__Data records__
==========

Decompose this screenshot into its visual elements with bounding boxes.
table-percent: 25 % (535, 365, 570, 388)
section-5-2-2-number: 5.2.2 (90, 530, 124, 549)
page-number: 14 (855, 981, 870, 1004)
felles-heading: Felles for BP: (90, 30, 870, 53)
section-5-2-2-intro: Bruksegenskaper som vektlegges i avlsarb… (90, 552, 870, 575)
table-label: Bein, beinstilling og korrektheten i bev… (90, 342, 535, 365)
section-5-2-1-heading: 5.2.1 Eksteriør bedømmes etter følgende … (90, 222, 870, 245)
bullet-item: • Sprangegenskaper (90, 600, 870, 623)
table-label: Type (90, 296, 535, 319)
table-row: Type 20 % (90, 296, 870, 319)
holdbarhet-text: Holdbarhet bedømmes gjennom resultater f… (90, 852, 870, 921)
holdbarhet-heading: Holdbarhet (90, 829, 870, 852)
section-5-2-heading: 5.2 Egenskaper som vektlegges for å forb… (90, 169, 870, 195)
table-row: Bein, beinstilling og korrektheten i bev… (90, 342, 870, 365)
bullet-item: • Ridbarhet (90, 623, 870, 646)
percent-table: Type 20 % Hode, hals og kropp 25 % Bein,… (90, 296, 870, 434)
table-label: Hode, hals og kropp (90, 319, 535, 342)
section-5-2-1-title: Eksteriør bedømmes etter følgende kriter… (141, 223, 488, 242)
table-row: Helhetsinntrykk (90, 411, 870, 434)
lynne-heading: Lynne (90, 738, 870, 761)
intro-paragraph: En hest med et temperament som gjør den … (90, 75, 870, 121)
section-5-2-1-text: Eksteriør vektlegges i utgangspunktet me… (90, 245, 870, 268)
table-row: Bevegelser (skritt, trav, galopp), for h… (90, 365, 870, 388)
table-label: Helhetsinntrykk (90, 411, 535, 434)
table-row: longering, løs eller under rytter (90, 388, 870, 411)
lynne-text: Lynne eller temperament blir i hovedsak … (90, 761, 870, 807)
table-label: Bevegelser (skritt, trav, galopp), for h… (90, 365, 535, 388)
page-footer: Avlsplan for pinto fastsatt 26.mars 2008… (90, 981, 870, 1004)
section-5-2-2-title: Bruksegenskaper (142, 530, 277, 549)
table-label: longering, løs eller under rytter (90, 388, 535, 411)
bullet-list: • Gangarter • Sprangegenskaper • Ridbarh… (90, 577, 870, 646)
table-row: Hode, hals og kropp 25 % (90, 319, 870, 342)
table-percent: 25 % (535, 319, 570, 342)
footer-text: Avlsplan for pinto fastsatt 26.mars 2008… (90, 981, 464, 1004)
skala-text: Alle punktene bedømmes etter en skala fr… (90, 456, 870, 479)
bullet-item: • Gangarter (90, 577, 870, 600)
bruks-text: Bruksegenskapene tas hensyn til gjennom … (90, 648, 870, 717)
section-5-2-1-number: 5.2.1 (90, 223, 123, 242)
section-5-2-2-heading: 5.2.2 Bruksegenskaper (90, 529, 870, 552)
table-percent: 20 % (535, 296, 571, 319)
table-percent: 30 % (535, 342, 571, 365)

==========

__INSTRUCTIONS TO FOLLOW__
Pull out every line of the records above and reproduce each one unchanged.

__SOLUTION FOR THIS PROBLEM__
Decompose this screenshot into its visual elements with bounding boxes.
table-percent: 25 % (535, 365, 570, 388)
section-5-2-2-number: 5.2.2 (90, 530, 124, 549)
page-number: 14 (855, 981, 870, 1004)
felles-heading: Felles for BP: (90, 30, 870, 53)
section-5-2-2-intro: Bruksegenskaper som vektlegges i avlsarb… (90, 552, 870, 575)
table-label: Bein, beinstilling og korrektheten i bev… (90, 342, 535, 365)
section-5-2-1-heading: 5.2.1 Eksteriør bedømmes etter følgende … (90, 222, 870, 245)
bullet-item: • Sprangegenskaper (90, 600, 870, 623)
table-label: Type (90, 296, 535, 319)
table-row: Type 20 % (90, 296, 870, 319)
holdbarhet-text: Holdbarhet bedømmes gjennom resultater f… (90, 852, 870, 921)
holdbarhet-heading: Holdbarhet (90, 829, 870, 852)
section-5-2-heading: 5.2 Egenskaper som vektlegges for å forb… (90, 169, 870, 195)
table-row: Bein, beinstilling og korrektheten i bev… (90, 342, 870, 365)
bullet-item: • Ridbarhet (90, 623, 870, 646)
percent-table: Type 20 % Hode, hals og kropp 25 % Bein,… (90, 296, 870, 434)
table-label: Hode, hals og kropp (90, 319, 535, 342)
section-5-2-1-title: Eksteriør bedømmes etter følgende kriter… (141, 223, 488, 242)
table-row: Helhetsinntrykk (90, 411, 870, 434)
lynne-heading: Lynne (90, 738, 870, 761)
intro-paragraph: En hest med et temperament som gjør den … (90, 75, 870, 121)
section-5-2-1-text: Eksteriør vektlegges i utgangspunktet me… (90, 245, 870, 268)
table-row: Bevegelser (skritt, trav, galopp), for h… (90, 365, 870, 388)
table-label: Helhetsinntrykk (90, 411, 535, 434)
table-row: longering, løs eller under rytter (90, 388, 870, 411)
lynne-text: Lynne eller temperament blir i hovedsak … (90, 761, 870, 807)
table-label: Bevegelser (skritt, trav, galopp), for h… (90, 365, 535, 388)
page-footer: Avlsplan for pinto fastsatt 26.mars 2008… (90, 981, 870, 1004)
section-5-2-2-title: Bruksegenskaper (142, 530, 277, 549)
table-label: longering, løs eller under rytter (90, 388, 535, 411)
bullet-list: • Gangarter • Sprangegenskaper • Ridbarh… (90, 577, 870, 646)
table-row: Hode, hals og kropp 25 % (90, 319, 870, 342)
table-percent: 25 % (535, 319, 570, 342)
footer-text: Avlsplan for pinto fastsatt 26.mars 2008… (90, 981, 464, 1004)
skala-text: Alle punktene bedømmes etter en skala fr… (90, 456, 870, 479)
bullet-item: • Gangarter (90, 577, 870, 600)
bruks-text: Bruksegenskapene tas hensyn til gjennom … (90, 648, 870, 717)
section-5-2-1-number: 5.2.1 (90, 223, 123, 242)
section-5-2-2-heading: 5.2.2 Bruksegenskaper (90, 529, 870, 552)
table-percent: 20 % (535, 296, 571, 319)
table-percent: 30 % (535, 342, 571, 365)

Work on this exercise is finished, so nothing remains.